• What to produce:
Locate the string "labels" throughout the material and copy every line in which it occurs.
==== Records for processing
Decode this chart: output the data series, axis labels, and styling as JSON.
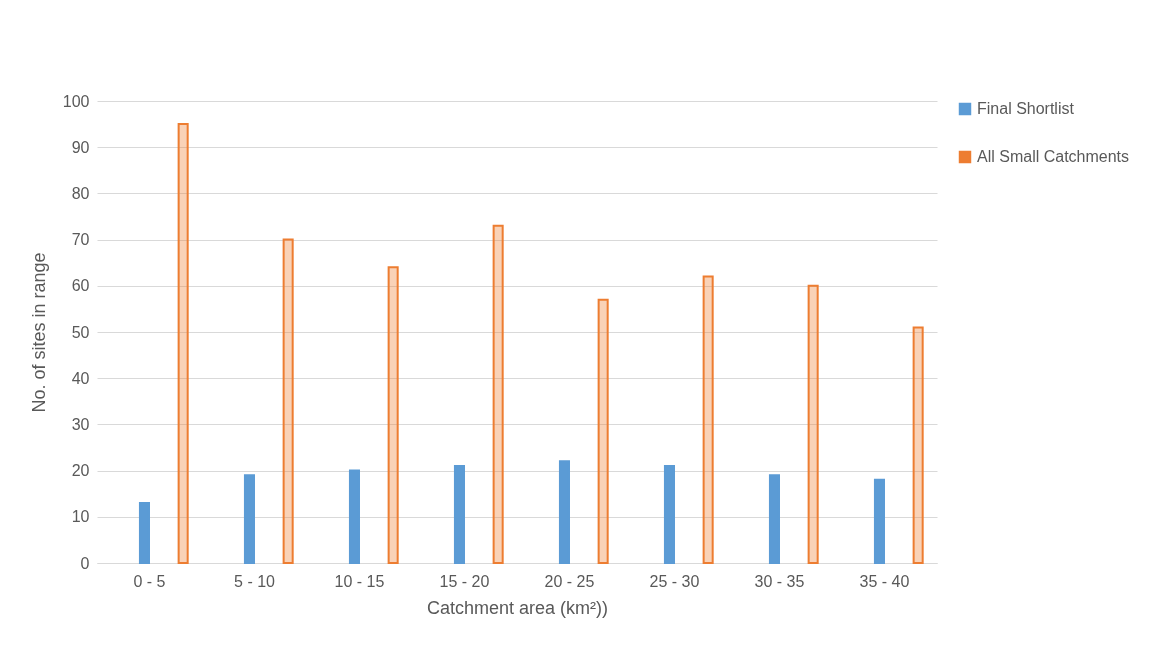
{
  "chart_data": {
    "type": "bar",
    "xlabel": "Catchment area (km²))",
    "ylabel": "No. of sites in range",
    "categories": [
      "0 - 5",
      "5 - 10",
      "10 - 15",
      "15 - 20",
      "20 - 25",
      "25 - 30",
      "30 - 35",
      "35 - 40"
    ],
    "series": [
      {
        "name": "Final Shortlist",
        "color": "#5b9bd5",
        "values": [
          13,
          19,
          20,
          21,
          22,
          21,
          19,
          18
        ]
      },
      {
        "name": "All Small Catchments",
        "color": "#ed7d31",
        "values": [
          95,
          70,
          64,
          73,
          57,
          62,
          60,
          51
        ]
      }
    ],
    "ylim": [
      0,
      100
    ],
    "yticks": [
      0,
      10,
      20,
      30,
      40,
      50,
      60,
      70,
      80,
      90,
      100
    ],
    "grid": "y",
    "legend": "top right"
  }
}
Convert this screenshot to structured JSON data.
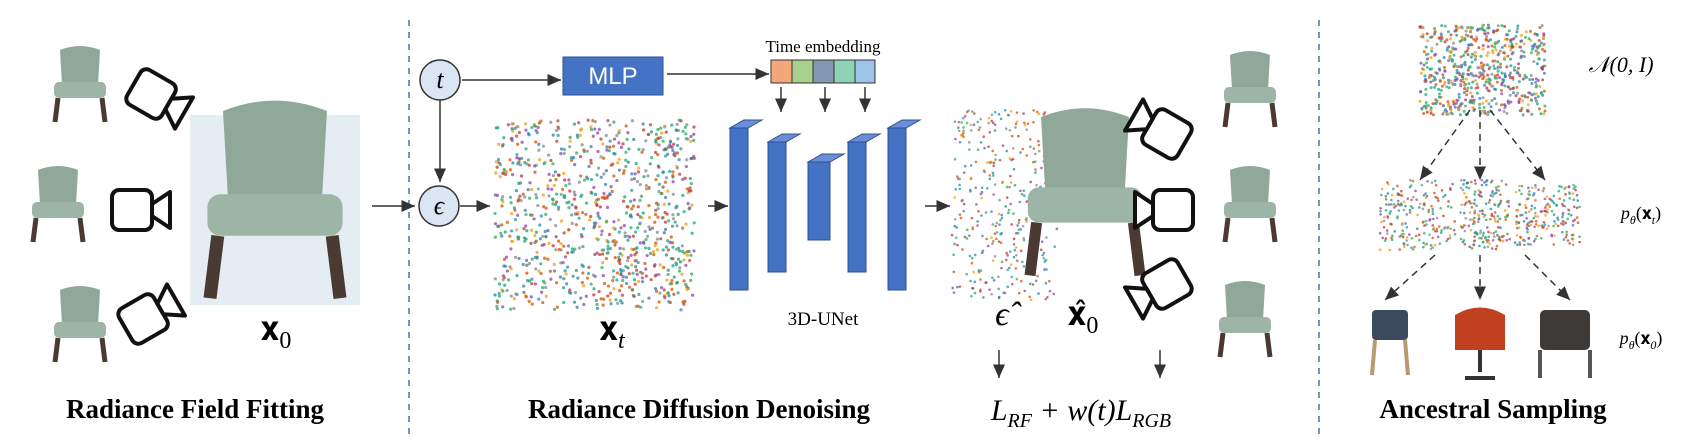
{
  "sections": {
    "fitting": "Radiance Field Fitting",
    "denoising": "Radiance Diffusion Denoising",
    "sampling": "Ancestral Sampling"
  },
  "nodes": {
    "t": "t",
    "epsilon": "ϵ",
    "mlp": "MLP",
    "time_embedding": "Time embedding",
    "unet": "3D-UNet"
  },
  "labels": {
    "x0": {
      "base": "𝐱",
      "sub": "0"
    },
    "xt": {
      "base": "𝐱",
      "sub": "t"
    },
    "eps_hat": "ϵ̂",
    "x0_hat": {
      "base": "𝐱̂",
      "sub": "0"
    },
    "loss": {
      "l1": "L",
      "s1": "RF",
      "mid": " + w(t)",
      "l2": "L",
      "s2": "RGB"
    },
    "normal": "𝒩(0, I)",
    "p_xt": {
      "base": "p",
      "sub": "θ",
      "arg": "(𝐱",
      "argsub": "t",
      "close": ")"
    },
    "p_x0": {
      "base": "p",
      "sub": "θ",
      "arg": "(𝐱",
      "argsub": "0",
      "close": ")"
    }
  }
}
========
• Correct result:
Decode this chart: output the data series, axis labels, and styling as JSON.
  "labels": {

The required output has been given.